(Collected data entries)
···

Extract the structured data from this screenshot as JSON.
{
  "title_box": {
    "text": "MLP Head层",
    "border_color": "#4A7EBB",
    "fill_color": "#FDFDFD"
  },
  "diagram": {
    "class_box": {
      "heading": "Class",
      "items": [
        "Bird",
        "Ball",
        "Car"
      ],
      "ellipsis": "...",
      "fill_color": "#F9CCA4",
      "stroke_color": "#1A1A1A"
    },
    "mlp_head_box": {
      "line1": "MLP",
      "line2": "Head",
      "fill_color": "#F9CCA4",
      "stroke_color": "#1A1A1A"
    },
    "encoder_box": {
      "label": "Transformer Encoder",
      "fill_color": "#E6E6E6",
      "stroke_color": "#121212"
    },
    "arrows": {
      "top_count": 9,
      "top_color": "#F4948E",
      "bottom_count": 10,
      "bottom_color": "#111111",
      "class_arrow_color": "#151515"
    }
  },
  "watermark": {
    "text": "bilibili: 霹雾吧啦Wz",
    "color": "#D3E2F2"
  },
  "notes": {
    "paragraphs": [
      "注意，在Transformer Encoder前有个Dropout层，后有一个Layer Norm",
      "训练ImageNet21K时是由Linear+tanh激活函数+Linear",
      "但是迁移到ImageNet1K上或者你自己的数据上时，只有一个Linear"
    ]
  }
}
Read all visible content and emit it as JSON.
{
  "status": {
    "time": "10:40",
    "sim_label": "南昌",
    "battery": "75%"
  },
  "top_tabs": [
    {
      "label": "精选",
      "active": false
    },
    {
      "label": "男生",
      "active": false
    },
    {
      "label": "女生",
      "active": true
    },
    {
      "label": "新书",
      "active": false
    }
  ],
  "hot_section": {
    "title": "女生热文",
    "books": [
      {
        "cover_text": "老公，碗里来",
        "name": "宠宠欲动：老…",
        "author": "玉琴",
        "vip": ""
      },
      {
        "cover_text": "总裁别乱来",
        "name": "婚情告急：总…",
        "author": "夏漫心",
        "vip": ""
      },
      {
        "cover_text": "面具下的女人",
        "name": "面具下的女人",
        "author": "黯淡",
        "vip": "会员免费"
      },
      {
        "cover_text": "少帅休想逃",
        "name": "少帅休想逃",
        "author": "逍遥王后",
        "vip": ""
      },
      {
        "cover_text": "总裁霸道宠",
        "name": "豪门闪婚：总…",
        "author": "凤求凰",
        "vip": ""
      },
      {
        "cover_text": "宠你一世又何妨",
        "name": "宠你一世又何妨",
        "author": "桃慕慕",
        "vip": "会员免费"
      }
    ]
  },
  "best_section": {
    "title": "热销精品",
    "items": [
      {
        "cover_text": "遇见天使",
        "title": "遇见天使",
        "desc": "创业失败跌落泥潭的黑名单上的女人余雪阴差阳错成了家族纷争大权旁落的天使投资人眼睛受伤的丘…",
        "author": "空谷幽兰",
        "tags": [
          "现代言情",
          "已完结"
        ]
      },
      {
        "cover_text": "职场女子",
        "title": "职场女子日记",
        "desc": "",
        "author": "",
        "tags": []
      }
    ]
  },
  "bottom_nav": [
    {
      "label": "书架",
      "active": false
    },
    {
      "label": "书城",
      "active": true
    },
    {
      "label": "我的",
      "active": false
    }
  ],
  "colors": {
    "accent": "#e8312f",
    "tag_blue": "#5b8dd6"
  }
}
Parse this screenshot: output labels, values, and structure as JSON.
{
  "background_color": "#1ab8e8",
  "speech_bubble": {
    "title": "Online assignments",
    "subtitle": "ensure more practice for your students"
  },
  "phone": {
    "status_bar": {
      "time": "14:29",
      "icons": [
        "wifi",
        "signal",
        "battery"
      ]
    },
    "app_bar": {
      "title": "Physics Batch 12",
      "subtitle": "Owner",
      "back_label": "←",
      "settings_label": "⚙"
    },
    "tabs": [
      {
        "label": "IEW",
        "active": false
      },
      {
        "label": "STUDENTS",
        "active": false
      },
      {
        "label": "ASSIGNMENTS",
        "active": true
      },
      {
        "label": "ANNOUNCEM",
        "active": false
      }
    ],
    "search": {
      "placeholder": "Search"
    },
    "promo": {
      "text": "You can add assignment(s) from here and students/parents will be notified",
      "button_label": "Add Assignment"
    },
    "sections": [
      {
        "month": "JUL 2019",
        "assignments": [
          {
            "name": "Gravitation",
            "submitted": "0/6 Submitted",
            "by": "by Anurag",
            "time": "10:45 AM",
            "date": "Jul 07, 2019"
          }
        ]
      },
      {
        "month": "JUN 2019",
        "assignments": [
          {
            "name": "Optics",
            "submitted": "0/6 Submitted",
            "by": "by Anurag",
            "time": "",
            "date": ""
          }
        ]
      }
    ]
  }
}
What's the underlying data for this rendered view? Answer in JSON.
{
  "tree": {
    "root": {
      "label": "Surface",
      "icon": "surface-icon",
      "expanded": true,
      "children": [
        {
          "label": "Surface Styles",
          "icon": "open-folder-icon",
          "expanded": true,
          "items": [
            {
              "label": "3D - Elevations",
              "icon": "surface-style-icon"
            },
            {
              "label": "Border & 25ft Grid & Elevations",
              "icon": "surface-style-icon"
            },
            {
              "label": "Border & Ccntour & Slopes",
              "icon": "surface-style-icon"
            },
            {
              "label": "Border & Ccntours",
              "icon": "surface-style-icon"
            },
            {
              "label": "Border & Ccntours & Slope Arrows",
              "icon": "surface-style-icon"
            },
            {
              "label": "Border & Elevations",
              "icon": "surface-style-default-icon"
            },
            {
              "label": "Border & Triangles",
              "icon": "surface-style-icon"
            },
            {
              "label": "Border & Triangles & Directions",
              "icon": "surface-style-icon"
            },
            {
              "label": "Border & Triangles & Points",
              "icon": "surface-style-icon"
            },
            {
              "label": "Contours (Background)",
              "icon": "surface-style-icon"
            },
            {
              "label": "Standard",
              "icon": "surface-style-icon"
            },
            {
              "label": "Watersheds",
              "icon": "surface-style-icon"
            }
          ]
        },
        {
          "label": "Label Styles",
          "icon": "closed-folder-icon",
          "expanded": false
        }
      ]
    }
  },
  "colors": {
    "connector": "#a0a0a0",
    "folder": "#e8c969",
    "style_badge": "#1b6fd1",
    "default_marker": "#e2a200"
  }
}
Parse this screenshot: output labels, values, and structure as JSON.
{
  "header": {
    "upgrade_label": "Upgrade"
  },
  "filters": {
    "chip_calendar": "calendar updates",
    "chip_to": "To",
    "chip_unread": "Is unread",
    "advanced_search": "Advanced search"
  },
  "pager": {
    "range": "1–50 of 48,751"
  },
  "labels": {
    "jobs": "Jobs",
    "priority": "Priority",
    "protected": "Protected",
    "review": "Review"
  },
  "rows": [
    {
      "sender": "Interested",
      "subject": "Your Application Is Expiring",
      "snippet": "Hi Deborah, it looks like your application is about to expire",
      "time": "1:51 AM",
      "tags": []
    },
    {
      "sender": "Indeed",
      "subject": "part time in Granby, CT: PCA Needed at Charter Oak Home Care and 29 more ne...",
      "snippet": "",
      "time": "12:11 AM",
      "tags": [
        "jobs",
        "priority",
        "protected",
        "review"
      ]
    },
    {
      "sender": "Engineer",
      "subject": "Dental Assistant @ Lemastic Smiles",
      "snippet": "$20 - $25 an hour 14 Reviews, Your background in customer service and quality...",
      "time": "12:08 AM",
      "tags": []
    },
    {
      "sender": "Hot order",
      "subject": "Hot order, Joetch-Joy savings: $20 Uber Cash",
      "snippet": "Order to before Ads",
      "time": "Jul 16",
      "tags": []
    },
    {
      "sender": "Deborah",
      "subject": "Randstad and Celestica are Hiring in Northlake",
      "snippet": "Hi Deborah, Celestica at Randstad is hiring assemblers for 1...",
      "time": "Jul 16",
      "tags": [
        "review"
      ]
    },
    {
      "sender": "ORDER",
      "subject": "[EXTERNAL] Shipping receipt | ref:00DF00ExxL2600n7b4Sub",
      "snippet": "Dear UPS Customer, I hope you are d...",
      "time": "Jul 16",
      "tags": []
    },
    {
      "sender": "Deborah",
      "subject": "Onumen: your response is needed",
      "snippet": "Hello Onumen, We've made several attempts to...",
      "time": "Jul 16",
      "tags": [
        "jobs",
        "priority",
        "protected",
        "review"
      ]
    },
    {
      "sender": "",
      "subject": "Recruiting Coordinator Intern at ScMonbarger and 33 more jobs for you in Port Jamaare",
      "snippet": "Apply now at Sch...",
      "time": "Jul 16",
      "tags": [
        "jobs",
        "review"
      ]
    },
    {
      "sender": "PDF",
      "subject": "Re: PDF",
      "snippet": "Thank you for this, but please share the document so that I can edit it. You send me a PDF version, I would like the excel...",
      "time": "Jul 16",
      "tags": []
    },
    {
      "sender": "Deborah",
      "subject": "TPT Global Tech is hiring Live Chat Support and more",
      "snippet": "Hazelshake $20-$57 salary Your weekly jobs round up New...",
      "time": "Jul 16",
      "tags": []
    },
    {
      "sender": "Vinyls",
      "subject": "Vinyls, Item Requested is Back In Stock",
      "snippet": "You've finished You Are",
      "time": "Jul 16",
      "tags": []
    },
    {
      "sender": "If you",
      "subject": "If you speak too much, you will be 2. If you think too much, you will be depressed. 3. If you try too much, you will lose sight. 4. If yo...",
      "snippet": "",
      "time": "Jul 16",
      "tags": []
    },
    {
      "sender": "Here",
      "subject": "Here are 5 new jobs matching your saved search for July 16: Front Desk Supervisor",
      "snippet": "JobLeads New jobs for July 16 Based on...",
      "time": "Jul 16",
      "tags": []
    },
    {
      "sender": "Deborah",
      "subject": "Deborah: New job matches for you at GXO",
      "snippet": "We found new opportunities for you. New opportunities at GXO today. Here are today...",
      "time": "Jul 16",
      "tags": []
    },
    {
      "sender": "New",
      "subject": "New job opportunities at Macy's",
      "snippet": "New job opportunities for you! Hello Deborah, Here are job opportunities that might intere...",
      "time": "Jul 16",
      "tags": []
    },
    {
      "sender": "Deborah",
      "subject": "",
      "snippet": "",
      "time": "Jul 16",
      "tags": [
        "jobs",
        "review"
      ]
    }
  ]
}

···

EXERCISE AIM
Copy out every line from the material above in which the word "Triangles" appears.

ANSWER TO THIS TASK
              "label": "Border & Triangles",
              "label": "Border & Triangles & Directions",
              "label": "Border & Triangles & Points",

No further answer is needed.